**Problem to work on**
Lines containing the word "structured" should be extracted in full.

**Provided material**
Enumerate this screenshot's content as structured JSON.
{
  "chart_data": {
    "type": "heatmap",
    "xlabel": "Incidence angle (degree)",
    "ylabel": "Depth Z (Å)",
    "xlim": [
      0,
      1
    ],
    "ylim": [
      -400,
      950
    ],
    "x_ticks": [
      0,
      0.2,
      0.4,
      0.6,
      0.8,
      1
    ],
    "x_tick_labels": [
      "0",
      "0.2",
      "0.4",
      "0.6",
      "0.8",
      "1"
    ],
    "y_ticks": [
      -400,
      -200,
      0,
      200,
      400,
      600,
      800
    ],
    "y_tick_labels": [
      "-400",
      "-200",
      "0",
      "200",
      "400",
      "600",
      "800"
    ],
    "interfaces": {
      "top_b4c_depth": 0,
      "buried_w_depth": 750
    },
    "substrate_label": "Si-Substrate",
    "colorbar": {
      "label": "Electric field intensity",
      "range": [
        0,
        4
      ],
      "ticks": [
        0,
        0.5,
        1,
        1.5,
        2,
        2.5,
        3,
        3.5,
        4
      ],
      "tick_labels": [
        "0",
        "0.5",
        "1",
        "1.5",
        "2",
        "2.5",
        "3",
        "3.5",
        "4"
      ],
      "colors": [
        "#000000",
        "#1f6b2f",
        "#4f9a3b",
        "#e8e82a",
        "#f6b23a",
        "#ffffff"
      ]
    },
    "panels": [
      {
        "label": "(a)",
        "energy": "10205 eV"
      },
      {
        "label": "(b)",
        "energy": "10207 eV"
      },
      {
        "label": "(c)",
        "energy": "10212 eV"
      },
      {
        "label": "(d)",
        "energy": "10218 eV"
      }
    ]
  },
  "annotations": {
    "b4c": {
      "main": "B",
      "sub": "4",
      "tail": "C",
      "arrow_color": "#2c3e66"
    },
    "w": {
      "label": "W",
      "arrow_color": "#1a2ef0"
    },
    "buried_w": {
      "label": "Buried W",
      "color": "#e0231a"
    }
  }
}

==

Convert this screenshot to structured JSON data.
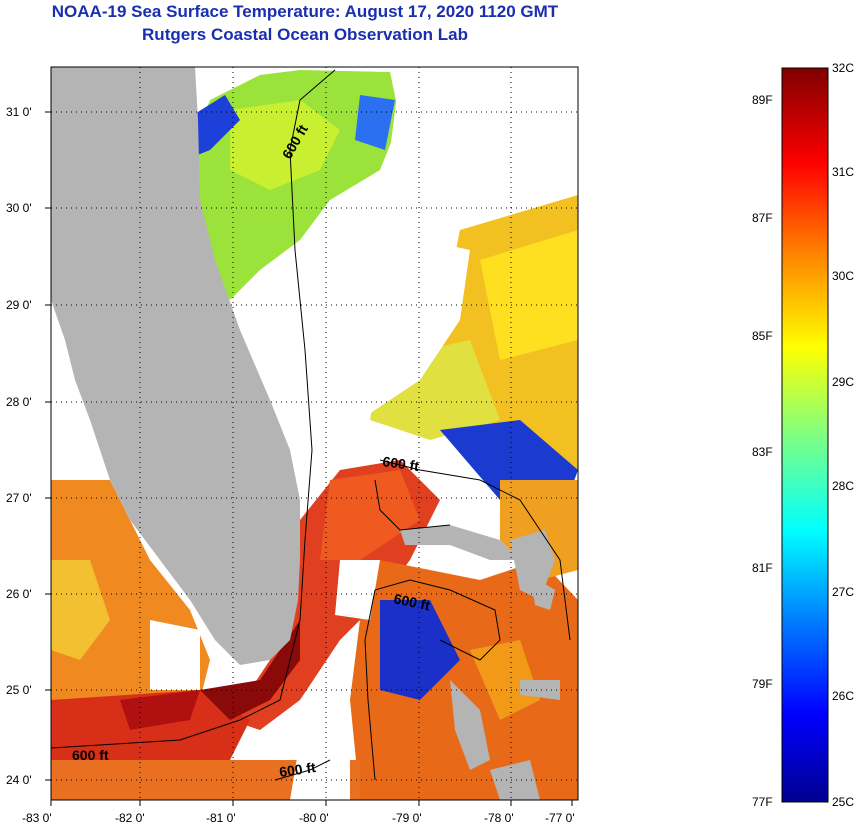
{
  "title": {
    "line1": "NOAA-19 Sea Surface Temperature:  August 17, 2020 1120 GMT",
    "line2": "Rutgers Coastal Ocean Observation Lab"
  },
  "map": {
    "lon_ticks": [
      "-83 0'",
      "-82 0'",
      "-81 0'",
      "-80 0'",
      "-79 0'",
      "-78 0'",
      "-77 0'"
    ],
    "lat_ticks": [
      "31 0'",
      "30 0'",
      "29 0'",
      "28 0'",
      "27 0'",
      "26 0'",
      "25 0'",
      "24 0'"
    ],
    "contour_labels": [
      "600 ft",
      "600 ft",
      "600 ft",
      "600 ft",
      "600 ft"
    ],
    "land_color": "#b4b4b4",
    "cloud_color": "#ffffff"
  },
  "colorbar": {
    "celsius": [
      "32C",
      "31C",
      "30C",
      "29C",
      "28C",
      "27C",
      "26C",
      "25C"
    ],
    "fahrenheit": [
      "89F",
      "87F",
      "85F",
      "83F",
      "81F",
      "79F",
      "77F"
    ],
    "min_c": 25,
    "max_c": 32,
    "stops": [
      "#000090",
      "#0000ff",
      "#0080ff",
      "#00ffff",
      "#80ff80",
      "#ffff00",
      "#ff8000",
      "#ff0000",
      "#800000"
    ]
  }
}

**Solved exercise**
Enumerate this screenshot's content as structured JSON.
Convert this screenshot to structured JSON data.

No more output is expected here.